WHAT YOU ARE ASKED TO DO:
Copy out every line of the data below verbatim, keeping each character in place.

[Records from a dataset]
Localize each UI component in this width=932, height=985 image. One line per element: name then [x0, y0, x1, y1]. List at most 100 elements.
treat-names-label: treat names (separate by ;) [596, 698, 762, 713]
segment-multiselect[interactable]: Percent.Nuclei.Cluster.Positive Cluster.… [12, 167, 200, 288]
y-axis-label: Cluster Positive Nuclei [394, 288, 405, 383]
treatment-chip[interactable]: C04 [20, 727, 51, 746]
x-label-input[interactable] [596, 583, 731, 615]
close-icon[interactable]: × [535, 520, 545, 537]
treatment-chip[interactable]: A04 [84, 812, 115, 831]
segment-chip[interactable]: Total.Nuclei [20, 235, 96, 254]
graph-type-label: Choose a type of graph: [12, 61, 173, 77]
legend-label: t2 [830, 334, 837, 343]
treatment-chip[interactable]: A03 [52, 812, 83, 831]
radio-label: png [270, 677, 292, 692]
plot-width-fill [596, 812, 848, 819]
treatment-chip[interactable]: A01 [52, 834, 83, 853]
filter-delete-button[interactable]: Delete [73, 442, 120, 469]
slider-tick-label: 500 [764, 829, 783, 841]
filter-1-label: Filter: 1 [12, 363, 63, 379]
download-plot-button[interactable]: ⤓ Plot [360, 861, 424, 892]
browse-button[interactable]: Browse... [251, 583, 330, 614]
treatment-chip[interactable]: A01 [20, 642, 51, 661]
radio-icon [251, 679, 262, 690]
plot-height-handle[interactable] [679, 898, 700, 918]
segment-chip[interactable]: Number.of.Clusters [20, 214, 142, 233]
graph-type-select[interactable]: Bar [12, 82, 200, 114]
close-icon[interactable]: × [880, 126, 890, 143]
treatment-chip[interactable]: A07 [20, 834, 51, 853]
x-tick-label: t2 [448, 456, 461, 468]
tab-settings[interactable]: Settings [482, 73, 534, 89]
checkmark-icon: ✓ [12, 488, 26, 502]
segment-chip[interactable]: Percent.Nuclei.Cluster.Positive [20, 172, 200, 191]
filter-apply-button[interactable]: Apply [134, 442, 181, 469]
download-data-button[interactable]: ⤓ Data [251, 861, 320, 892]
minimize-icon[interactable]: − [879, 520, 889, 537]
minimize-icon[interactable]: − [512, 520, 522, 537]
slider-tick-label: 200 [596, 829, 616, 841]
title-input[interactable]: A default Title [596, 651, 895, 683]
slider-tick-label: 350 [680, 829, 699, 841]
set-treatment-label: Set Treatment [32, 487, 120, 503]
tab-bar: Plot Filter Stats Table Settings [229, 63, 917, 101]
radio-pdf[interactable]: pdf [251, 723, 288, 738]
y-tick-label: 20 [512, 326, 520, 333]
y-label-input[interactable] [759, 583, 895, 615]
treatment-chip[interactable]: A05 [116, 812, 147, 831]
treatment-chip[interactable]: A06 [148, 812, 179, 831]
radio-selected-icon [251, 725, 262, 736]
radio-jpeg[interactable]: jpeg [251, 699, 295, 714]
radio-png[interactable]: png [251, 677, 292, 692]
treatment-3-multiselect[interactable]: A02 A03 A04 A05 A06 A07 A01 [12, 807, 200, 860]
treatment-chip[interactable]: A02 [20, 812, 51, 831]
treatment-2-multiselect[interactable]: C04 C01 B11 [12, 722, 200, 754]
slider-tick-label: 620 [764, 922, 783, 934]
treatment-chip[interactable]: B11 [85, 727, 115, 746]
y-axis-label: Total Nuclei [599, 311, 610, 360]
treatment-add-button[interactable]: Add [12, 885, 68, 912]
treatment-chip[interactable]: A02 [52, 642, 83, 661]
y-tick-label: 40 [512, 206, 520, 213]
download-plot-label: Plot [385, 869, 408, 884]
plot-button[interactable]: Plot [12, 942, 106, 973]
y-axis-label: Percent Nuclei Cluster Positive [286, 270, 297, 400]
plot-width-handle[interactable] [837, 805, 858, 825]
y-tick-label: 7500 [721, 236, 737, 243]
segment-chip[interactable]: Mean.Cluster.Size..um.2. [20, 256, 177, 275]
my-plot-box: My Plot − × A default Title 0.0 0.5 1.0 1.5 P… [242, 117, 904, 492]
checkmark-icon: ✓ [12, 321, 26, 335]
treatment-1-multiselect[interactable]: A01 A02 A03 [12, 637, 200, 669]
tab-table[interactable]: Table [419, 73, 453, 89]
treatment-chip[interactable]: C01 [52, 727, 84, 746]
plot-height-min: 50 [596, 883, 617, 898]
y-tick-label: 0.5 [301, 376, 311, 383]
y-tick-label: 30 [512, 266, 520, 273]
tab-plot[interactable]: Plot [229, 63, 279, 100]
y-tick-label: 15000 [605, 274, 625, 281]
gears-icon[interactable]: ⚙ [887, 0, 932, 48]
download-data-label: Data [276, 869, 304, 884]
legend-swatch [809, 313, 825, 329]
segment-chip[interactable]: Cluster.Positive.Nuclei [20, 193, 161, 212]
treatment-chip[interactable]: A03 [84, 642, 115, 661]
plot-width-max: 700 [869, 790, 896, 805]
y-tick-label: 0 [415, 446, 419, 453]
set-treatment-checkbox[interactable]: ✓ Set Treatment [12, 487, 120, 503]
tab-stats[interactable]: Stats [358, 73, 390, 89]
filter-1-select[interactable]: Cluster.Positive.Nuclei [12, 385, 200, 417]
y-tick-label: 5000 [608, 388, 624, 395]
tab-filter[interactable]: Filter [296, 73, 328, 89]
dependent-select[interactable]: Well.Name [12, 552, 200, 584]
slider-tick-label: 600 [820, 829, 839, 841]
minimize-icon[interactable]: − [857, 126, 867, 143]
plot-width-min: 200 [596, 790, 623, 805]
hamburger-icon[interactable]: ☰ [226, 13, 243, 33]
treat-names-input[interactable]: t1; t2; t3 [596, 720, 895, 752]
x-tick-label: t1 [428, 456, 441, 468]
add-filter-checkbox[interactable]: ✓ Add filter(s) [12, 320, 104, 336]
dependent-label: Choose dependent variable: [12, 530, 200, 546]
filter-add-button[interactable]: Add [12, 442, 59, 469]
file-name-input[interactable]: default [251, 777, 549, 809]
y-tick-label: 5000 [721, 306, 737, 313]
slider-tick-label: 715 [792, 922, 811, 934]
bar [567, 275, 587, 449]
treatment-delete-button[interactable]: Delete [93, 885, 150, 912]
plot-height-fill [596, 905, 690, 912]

REPLY TO THE EXERCISE:
Localize each UI component in this width=932, height=985 image. One line per element: name then [x0, y0, x1, y1]. List at most 100 elements.
treat-names-label: treat names (separate by ;) [596, 698, 762, 713]
segment-multiselect[interactable]: Percent.Nuclei.Cluster.Positive Cluster.… [12, 167, 200, 288]
y-axis-label: Cluster Positive Nuclei [394, 288, 405, 383]
treatment-chip[interactable]: C04 [20, 727, 51, 746]
x-label-input[interactable] [596, 583, 731, 615]
close-icon[interactable]: × [535, 520, 545, 537]
treatment-chip[interactable]: A04 [84, 812, 115, 831]
segment-chip[interactable]: Total.Nuclei [20, 235, 96, 254]
graph-type-label: Choose a type of graph: [12, 61, 173, 77]
legend-label: t2 [830, 334, 837, 343]
treatment-chip[interactable]: A03 [52, 812, 83, 831]
radio-label: png [270, 677, 292, 692]
plot-width-fill [596, 812, 848, 819]
treatment-chip[interactable]: A01 [52, 834, 83, 853]
filter-delete-button[interactable]: Delete [73, 442, 120, 469]
slider-tick-label: 500 [764, 829, 783, 841]
filter-1-label: Filter: 1 [12, 363, 63, 379]
download-plot-button[interactable]: ⤓ Plot [360, 861, 424, 892]
browse-button[interactable]: Browse... [251, 583, 330, 614]
treatment-chip[interactable]: A01 [20, 642, 51, 661]
radio-icon [251, 679, 262, 690]
plot-height-handle[interactable] [679, 898, 700, 918]
segment-chip[interactable]: Number.of.Clusters [20, 214, 142, 233]
graph-type-select[interactable]: Bar [12, 82, 200, 114]
close-icon[interactable]: × [880, 126, 890, 143]
treatment-chip[interactable]: A07 [20, 834, 51, 853]
x-tick-label: t2 [448, 456, 461, 468]
tab-settings[interactable]: Settings [482, 73, 534, 89]
checkmark-icon: ✓ [12, 488, 26, 502]
segment-chip[interactable]: Percent.Nuclei.Cluster.Positive [20, 172, 200, 191]
filter-apply-button[interactable]: Apply [134, 442, 181, 469]
download-data-button[interactable]: ⤓ Data [251, 861, 320, 892]
minimize-icon[interactable]: − [879, 520, 889, 537]
minimize-icon[interactable]: − [512, 520, 522, 537]
slider-tick-label: 200 [596, 829, 616, 841]
title-input[interactable]: A default Title [596, 651, 895, 683]
slider-tick-label: 350 [680, 829, 699, 841]
set-treatment-label: Set Treatment [32, 487, 120, 503]
tab-bar: Plot Filter Stats Table Settings [229, 63, 917, 101]
radio-pdf[interactable]: pdf [251, 723, 288, 738]
y-tick-label: 20 [512, 326, 520, 333]
y-label-input[interactable] [759, 583, 895, 615]
treatment-chip[interactable]: A05 [116, 812, 147, 831]
treatment-chip[interactable]: A06 [148, 812, 179, 831]
radio-selected-icon [251, 725, 262, 736]
radio-jpeg[interactable]: jpeg [251, 699, 295, 714]
radio-png[interactable]: png [251, 677, 292, 692]
treatment-3-multiselect[interactable]: A02 A03 A04 A05 A06 A07 A01 [12, 807, 200, 860]
treatment-chip[interactable]: A02 [20, 812, 51, 831]
treatment-2-multiselect[interactable]: C04 C01 B11 [12, 722, 200, 754]
slider-tick-label: 620 [764, 922, 783, 934]
treatment-chip[interactable]: B11 [85, 727, 115, 746]
y-axis-label: Total Nuclei [599, 311, 610, 360]
treatment-add-button[interactable]: Add [12, 885, 68, 912]
treatment-chip[interactable]: A02 [52, 642, 83, 661]
y-tick-label: 40 [512, 206, 520, 213]
download-plot-label: Plot [385, 869, 408, 884]
plot-button[interactable]: Plot [12, 942, 106, 973]
y-axis-label: Percent Nuclei Cluster Positive [286, 270, 297, 400]
plot-width-handle[interactable] [837, 805, 858, 825]
y-tick-label: 7500 [721, 236, 737, 243]
segment-chip[interactable]: Mean.Cluster.Size..um.2. [20, 256, 177, 275]
my-plot-box: My Plot − × A default Title 0.0 0.5 1.0 1.5 P… [242, 117, 904, 492]
checkmark-icon: ✓ [12, 321, 26, 335]
treatment-1-multiselect[interactable]: A01 A02 A03 [12, 637, 200, 669]
tab-table[interactable]: Table [419, 73, 453, 89]
treatment-chip[interactable]: C01 [52, 727, 84, 746]
plot-height-min: 50 [596, 883, 617, 898]
y-tick-label: 0.5 [301, 376, 311, 383]
y-tick-label: 30 [512, 266, 520, 273]
tab-plot[interactable]: Plot [229, 63, 279, 100]
y-tick-label: 15000 [605, 274, 625, 281]
gears-icon[interactable]: ⚙ [887, 0, 932, 48]
download-data-label: Data [276, 869, 304, 884]
legend-swatch [809, 313, 825, 329]
segment-chip[interactable]: Cluster.Positive.Nuclei [20, 193, 161, 212]
treatment-chip[interactable]: A03 [84, 642, 115, 661]
plot-width-max: 700 [869, 790, 896, 805]
y-tick-label: 0 [415, 446, 419, 453]
set-treatment-checkbox[interactable]: ✓ Set Treatment [12, 487, 120, 503]
tab-stats[interactable]: Stats [358, 73, 390, 89]
filter-1-select[interactable]: Cluster.Positive.Nuclei [12, 385, 200, 417]
y-tick-label: 5000 [608, 388, 624, 395]
tab-filter[interactable]: Filter [296, 73, 328, 89]
dependent-select[interactable]: Well.Name [12, 552, 200, 584]
slider-tick-label: 600 [820, 829, 839, 841]
minimize-icon[interactable]: − [857, 126, 867, 143]
plot-width-min: 200 [596, 790, 623, 805]
hamburger-icon[interactable]: ☰ [226, 13, 243, 33]
treat-names-input[interactable]: t1; t2; t3 [596, 720, 895, 752]
x-tick-label: t1 [428, 456, 441, 468]
add-filter-checkbox[interactable]: ✓ Add filter(s) [12, 320, 104, 336]
dependent-label: Choose dependent variable: [12, 530, 200, 546]
filter-add-button[interactable]: Add [12, 442, 59, 469]
file-name-input[interactable]: default [251, 777, 549, 809]
y-tick-label: 5000 [721, 306, 737, 313]
slider-tick-label: 715 [792, 922, 811, 934]
bar [567, 275, 587, 449]
treatment-delete-button[interactable]: Delete [93, 885, 150, 912]
plot-height-fill [596, 905, 690, 912]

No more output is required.